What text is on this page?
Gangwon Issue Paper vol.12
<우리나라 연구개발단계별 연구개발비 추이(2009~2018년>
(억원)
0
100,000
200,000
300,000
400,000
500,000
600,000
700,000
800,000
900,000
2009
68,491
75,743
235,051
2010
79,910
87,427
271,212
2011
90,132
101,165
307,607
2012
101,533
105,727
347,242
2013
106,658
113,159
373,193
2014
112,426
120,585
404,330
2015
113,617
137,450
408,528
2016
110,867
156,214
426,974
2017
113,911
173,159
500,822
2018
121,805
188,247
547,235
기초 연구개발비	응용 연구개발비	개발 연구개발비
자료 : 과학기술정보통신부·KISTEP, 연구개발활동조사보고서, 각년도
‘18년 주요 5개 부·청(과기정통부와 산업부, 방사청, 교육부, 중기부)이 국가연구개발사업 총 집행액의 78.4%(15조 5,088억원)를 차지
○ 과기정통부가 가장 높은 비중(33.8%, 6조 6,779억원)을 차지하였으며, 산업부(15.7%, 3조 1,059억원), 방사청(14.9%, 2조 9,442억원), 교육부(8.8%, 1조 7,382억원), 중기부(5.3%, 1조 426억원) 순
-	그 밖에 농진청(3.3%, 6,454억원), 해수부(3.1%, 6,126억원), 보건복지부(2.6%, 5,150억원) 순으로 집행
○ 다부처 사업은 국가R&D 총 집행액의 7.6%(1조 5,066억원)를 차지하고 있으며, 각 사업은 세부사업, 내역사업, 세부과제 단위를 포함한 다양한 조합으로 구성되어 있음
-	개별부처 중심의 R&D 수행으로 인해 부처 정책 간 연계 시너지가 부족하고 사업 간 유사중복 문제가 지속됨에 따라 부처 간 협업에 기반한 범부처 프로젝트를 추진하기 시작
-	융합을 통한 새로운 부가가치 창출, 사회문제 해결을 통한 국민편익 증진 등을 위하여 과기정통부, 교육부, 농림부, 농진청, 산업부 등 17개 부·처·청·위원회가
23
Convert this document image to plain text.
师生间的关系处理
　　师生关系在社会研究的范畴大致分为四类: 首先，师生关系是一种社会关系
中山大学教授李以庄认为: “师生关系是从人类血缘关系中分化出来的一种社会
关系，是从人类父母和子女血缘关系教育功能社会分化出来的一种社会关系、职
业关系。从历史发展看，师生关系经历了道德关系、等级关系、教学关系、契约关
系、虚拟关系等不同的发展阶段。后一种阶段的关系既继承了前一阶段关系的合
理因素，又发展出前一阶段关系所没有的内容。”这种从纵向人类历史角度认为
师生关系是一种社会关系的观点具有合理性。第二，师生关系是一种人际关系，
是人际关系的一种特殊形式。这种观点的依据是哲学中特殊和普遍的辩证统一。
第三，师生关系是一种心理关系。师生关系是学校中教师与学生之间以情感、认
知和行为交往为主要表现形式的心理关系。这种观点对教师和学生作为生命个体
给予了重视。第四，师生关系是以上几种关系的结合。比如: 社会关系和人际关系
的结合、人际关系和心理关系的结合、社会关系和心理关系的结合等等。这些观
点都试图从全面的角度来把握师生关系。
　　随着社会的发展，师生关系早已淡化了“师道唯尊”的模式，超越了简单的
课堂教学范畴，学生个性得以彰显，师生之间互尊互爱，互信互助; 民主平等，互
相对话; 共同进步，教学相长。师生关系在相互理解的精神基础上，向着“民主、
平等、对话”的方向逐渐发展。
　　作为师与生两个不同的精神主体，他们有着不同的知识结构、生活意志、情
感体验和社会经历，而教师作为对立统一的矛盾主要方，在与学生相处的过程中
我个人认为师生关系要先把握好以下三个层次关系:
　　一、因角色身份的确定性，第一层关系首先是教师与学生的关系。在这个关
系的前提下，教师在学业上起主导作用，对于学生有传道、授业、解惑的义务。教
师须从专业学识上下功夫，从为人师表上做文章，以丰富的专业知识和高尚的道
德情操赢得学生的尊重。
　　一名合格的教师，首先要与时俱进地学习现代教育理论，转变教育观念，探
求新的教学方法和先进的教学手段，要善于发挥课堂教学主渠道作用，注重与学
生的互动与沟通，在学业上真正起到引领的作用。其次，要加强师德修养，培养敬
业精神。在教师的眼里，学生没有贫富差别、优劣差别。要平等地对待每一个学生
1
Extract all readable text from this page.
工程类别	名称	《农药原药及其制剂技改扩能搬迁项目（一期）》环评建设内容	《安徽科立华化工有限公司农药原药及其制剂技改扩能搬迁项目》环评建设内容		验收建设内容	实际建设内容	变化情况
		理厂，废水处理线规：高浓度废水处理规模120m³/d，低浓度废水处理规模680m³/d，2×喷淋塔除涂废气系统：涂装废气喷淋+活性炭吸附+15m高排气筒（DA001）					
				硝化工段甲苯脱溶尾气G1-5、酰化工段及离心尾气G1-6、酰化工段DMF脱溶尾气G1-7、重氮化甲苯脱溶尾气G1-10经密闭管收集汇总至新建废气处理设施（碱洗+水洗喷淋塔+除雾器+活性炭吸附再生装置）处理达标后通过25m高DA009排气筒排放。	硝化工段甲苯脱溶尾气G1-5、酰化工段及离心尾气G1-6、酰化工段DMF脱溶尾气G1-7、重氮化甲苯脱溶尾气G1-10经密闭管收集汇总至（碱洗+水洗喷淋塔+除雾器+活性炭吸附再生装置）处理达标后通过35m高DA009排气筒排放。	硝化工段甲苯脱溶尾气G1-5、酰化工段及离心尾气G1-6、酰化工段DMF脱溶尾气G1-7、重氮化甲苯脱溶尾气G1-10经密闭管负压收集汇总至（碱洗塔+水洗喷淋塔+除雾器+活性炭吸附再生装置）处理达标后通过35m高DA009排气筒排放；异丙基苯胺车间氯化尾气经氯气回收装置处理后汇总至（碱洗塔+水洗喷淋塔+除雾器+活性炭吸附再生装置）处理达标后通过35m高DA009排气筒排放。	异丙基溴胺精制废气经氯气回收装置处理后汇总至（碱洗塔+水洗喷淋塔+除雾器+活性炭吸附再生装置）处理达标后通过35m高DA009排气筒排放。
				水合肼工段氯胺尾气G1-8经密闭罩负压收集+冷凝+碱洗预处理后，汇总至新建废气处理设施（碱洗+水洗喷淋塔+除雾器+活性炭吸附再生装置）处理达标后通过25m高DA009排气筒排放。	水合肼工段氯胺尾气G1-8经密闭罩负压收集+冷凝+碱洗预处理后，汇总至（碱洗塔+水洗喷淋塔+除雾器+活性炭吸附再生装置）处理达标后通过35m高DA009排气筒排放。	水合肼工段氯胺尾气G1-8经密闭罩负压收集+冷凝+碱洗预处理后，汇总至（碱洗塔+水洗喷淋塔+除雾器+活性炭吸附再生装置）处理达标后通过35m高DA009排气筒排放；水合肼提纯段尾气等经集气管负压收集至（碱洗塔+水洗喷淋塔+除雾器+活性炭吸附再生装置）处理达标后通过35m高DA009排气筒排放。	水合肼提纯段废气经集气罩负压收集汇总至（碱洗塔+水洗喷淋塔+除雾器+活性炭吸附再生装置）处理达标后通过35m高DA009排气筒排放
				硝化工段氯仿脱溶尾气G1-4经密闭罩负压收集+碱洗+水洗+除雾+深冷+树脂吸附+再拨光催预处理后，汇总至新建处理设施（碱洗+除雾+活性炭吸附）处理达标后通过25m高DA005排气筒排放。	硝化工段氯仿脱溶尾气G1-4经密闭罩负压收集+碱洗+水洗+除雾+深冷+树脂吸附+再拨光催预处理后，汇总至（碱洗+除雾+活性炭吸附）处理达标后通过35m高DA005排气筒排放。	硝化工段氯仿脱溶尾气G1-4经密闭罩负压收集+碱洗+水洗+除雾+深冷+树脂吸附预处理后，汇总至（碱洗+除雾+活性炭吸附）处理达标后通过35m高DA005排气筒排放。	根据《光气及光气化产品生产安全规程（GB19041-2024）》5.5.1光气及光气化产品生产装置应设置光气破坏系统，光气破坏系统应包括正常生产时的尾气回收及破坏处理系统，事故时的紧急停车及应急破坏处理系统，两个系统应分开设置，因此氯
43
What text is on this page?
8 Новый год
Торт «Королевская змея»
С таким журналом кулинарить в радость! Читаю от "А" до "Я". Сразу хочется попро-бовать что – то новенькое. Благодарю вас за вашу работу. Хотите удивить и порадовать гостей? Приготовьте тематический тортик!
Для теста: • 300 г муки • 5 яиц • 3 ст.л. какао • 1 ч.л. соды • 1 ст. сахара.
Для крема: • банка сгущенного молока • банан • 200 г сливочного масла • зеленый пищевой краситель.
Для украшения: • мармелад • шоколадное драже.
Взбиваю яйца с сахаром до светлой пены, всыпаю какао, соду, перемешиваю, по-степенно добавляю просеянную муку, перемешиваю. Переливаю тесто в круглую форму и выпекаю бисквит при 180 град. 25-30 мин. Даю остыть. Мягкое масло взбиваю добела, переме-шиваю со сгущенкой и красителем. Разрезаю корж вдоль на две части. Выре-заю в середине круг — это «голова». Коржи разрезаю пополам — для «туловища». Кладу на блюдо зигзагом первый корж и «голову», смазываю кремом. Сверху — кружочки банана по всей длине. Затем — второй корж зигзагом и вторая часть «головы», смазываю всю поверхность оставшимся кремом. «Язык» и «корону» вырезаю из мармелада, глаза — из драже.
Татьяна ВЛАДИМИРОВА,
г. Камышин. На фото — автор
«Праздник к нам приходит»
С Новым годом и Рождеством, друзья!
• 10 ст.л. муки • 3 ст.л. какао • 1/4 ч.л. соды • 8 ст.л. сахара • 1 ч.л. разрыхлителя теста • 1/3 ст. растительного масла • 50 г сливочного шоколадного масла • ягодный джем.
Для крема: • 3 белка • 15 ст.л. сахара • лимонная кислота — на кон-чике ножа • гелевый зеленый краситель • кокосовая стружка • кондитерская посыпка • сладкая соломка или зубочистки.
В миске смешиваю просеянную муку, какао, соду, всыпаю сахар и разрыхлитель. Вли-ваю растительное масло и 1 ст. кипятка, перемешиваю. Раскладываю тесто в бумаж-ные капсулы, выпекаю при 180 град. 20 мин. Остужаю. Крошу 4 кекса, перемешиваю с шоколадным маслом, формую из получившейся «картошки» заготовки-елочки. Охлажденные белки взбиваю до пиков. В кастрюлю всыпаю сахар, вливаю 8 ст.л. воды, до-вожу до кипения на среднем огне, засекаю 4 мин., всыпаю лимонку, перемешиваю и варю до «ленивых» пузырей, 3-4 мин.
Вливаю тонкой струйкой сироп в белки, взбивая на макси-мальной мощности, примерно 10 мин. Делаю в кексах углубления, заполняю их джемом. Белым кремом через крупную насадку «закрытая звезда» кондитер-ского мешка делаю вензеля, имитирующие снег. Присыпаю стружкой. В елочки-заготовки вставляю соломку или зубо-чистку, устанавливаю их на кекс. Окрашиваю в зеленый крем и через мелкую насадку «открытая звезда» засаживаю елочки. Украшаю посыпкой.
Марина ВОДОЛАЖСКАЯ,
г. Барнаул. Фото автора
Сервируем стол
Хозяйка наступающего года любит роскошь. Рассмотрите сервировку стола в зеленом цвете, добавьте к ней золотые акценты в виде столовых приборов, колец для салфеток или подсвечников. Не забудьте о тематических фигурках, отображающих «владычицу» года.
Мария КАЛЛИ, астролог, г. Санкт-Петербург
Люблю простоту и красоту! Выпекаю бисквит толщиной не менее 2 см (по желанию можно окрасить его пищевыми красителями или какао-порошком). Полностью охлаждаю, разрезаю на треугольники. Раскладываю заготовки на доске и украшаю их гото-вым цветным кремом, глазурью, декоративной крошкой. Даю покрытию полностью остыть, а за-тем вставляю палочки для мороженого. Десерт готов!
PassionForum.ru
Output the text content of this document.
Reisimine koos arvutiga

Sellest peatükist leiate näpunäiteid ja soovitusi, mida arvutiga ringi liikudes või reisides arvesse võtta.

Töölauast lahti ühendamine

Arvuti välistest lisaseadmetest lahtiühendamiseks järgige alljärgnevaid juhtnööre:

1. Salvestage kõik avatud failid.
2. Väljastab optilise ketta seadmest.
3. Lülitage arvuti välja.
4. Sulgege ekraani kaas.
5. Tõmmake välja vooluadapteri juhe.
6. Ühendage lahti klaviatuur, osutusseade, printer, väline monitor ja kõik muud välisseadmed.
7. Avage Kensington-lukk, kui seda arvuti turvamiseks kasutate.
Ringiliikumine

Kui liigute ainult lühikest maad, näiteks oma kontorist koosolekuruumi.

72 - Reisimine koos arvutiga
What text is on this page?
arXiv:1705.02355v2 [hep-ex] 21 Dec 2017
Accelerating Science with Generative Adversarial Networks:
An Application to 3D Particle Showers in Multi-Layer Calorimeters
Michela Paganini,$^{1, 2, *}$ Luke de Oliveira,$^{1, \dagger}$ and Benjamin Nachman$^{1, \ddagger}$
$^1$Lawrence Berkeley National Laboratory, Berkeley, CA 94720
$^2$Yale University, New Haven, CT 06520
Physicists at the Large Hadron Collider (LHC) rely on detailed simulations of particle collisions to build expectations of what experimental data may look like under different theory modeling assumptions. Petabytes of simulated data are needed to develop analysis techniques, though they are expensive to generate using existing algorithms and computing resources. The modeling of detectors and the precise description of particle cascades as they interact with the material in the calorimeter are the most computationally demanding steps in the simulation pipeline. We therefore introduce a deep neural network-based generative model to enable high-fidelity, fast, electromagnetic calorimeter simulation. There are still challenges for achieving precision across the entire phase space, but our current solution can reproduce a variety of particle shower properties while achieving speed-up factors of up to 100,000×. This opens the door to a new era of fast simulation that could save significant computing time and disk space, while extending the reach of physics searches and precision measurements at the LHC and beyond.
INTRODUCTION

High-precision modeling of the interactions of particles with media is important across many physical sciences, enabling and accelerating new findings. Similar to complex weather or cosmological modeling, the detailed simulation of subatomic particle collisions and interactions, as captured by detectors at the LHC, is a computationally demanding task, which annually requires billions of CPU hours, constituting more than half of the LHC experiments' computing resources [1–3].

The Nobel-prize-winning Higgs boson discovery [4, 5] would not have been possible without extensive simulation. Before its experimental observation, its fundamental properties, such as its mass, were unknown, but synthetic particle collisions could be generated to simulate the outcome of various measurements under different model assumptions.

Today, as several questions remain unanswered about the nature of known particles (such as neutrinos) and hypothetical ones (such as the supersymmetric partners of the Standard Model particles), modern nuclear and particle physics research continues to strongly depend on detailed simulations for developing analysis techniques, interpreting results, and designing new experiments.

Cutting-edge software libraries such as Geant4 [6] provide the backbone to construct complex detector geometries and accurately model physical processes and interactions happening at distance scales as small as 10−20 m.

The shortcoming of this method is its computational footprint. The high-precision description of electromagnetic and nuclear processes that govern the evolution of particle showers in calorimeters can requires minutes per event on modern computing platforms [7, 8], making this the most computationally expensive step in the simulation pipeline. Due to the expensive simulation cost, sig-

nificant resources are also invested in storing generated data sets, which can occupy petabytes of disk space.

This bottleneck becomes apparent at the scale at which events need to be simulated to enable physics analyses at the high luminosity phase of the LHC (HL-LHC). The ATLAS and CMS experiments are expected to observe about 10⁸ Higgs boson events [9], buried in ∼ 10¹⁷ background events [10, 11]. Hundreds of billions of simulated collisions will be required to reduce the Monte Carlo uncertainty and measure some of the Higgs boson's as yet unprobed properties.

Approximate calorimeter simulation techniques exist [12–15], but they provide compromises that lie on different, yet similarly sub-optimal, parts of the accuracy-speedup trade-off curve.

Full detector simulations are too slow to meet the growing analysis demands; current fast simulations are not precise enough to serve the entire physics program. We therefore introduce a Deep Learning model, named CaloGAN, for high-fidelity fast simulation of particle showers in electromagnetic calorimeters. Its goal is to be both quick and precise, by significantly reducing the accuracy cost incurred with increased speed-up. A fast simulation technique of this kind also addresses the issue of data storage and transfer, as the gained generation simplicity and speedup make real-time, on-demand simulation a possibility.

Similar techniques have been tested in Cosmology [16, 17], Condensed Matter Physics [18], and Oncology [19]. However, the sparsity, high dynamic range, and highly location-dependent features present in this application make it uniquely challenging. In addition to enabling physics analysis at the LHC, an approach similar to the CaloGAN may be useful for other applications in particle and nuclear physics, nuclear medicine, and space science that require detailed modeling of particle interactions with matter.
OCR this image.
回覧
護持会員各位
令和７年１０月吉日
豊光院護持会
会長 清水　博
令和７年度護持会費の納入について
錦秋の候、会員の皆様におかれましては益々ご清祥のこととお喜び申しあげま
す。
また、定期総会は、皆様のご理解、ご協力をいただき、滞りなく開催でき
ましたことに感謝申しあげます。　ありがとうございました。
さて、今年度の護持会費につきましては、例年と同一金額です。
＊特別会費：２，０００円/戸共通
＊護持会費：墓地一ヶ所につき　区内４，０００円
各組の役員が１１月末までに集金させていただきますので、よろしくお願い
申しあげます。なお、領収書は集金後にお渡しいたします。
# # # #
Of the lines above, how many contain the string "краситель"? Only the number is required.

**Task solution**: 2